_Records from a dataset_:
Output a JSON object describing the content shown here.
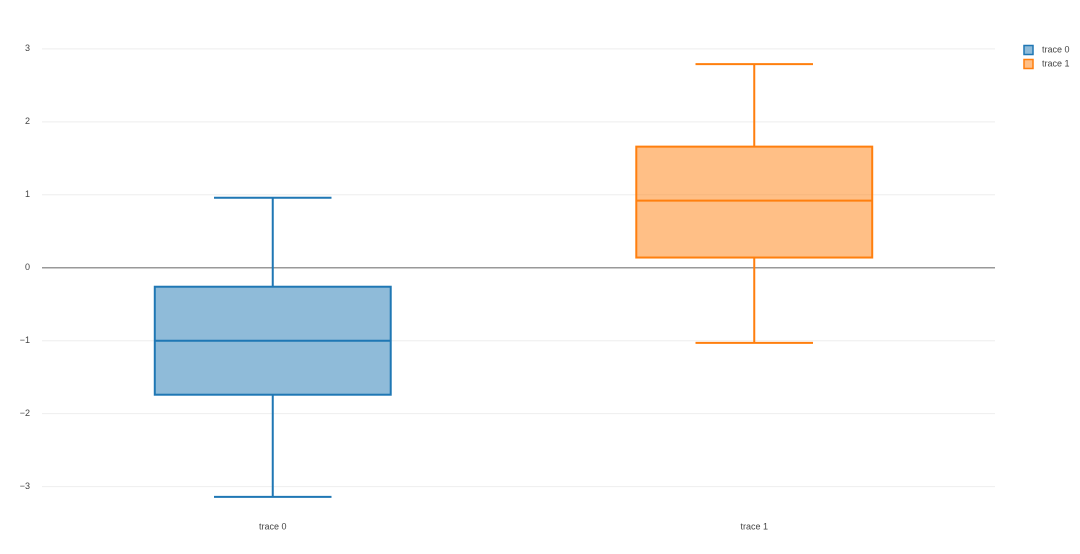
{
  "chart_data": {
    "type": "box",
    "categories": [
      "trace 0",
      "trace 1"
    ],
    "series": [
      {
        "name": "trace 0",
        "color": "#1f77b4",
        "lower": -3.14,
        "q1": -1.74,
        "median": -1.0,
        "q3": -0.26,
        "upper": 0.96
      },
      {
        "name": "trace 1",
        "color": "#ff7f0e",
        "lower": -1.03,
        "q1": 0.14,
        "median": 0.92,
        "q3": 1.66,
        "upper": 2.79
      }
    ],
    "ylim": [
      -3.32,
      3.19
    ],
    "yticks": [
      {
        "value": -3,
        "label": "−3"
      },
      {
        "value": -2,
        "label": "−2"
      },
      {
        "value": -1,
        "label": "−1"
      },
      0,
      1,
      2,
      3
    ],
    "grid": true,
    "zeroline": true,
    "legend": "top-right"
  }
}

_What the task asks_:
Gather all lines from the records above in which "trace" appears.

_Complete answer_:
      "trace 0",
      "trace 1"
        "name": "trace 0",
        "name": "trace 1",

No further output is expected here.